● **Assignment**
Reproduce the travel account below without alteration, everything from "When we got" down to "to travel downstream!!!!".

● **Given passage**
=== Begin Enclosure ===
When we got to the river, I was really nervous, as there had been daily heavy rain, although the monsoon rains had supposedly finished. The river was much deeper than last April, when we crossed it for the wedding. We waited mid-stream on a pebble bank, before attempting to cross the deepest section, and while two other buses negotiated their way towards Gorkha. They seemed to go in quite deep! When it was our turn, the water was lapping the edge of the sill of the driver’s door! If you can take in the views at this stage, in the middle of a wide river valley with hills, ripening rice and mountains all around, it is really spectacular. This time however, I was too concerned that the bus would flood, or begin to travel downstream!!!!
 
Arriving, thankfully, at the lodge, we had food, and then set off walking the ‘road’ to the village. For those who have read these accounts before, you will understand that ‘road’ does not mean ‘road’! Beginning with a rough, wide, stony track, which has delusions of being the next section of the navigable route to the higher villages, we travel along tiny muddy edges to rice paddy, boulder paths that can turn into streams when the weather decides, rough stone ‘steps’ up and down hillsides constructed and maintained by the village development committee of the area, red clay which is treacherous where the green moss edges the path, and treacherous down the centre where the clay is worn smooth by countless travellers. We walked through small rivers, and several times I nearly lost one of my Rs50 flip-flops (35-40p), as my foot came out of it half way across, and it began to float downstream!
=== End Enclosure ===
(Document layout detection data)
=== Begin Enclosure ===
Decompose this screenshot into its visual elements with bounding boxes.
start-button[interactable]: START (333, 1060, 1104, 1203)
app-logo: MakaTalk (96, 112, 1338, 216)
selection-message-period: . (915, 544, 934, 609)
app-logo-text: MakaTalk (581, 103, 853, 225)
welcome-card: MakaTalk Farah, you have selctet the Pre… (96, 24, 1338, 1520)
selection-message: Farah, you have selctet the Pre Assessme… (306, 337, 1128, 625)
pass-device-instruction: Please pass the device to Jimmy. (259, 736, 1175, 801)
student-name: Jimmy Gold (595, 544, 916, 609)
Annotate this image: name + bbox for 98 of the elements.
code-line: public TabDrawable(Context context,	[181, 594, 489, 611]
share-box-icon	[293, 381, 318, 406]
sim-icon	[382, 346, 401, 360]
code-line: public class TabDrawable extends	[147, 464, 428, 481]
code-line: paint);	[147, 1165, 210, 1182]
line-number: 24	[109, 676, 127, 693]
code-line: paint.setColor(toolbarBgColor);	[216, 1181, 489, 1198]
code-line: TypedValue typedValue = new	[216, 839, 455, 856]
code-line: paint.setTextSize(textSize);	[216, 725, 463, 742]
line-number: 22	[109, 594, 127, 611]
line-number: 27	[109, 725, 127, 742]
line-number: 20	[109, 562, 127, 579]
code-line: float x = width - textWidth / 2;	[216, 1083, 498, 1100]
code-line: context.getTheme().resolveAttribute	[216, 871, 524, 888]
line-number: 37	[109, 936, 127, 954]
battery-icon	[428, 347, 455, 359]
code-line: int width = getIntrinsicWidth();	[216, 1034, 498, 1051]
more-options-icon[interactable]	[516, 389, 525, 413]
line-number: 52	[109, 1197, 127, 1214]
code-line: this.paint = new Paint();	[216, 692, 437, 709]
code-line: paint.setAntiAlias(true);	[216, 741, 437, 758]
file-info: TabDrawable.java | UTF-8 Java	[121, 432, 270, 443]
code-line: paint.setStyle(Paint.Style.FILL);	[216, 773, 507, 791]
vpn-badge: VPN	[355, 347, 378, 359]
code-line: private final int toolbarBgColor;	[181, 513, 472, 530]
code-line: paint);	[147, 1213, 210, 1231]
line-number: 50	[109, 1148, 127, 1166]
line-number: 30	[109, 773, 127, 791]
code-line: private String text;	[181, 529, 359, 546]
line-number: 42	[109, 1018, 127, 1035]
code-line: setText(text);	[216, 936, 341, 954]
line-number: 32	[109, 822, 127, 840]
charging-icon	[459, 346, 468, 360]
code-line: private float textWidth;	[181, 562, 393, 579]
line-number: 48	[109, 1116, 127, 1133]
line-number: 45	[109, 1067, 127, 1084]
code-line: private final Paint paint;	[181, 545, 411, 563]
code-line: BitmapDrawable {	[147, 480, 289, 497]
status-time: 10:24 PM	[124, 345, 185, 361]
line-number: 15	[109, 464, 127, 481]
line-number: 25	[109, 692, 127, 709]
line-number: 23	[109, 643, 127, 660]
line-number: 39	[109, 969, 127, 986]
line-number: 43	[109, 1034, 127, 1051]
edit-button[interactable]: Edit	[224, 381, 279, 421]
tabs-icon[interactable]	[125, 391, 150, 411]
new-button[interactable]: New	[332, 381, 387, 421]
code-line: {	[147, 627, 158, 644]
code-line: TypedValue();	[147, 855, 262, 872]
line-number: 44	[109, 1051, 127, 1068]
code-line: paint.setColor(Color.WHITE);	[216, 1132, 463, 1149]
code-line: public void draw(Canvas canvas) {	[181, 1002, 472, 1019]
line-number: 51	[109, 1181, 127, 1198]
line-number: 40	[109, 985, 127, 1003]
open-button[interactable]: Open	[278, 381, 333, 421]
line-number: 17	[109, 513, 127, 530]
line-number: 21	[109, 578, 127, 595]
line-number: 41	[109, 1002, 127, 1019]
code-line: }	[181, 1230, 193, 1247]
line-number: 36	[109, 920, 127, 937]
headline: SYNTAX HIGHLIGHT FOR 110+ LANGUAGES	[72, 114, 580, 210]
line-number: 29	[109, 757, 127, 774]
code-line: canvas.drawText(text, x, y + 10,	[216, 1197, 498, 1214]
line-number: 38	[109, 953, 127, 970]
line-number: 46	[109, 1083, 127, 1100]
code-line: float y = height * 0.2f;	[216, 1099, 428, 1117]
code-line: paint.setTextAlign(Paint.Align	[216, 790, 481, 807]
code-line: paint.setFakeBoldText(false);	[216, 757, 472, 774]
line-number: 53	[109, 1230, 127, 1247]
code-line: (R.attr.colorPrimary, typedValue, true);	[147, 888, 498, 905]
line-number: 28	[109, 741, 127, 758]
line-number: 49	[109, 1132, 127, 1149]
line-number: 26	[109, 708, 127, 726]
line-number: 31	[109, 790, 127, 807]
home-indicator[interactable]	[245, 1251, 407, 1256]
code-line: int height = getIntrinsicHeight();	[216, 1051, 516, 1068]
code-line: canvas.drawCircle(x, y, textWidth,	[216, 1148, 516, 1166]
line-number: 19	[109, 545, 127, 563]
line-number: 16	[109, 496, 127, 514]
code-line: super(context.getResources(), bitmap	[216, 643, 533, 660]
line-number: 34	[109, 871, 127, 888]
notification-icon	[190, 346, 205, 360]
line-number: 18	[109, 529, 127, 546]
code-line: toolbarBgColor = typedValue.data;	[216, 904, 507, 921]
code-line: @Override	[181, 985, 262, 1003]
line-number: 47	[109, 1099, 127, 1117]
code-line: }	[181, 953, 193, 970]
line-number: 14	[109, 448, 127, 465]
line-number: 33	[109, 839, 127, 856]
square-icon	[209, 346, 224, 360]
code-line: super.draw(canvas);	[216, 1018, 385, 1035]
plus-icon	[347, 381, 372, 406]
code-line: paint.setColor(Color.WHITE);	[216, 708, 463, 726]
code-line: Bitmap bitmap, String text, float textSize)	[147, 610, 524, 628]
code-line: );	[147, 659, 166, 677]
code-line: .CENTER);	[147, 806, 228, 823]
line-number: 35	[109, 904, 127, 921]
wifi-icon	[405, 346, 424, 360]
=== End Enclosure ===
● **Solved problem**
When we got to the river, I was really nervous, as there had been daily heavy rain, although the monsoon rains had supposedly finished. The river was much deeper than last April, when we crossed it for the wedding. We waited mid-stream on a pebble bank, before attempting to cross the deepest section, and while two other buses negotiated their way towards Gorkha. They seemed to go in quite deep! When it was our turn, the water was lapping the edge of the sill of the driver’s door! If you can take in the views at this stage, in the middle of a wide river valley with hills, ripening rice and mountains all around, it is really spectacular. This time however, I was too concerned that the bus would flood, or begin to travel downstream!!!!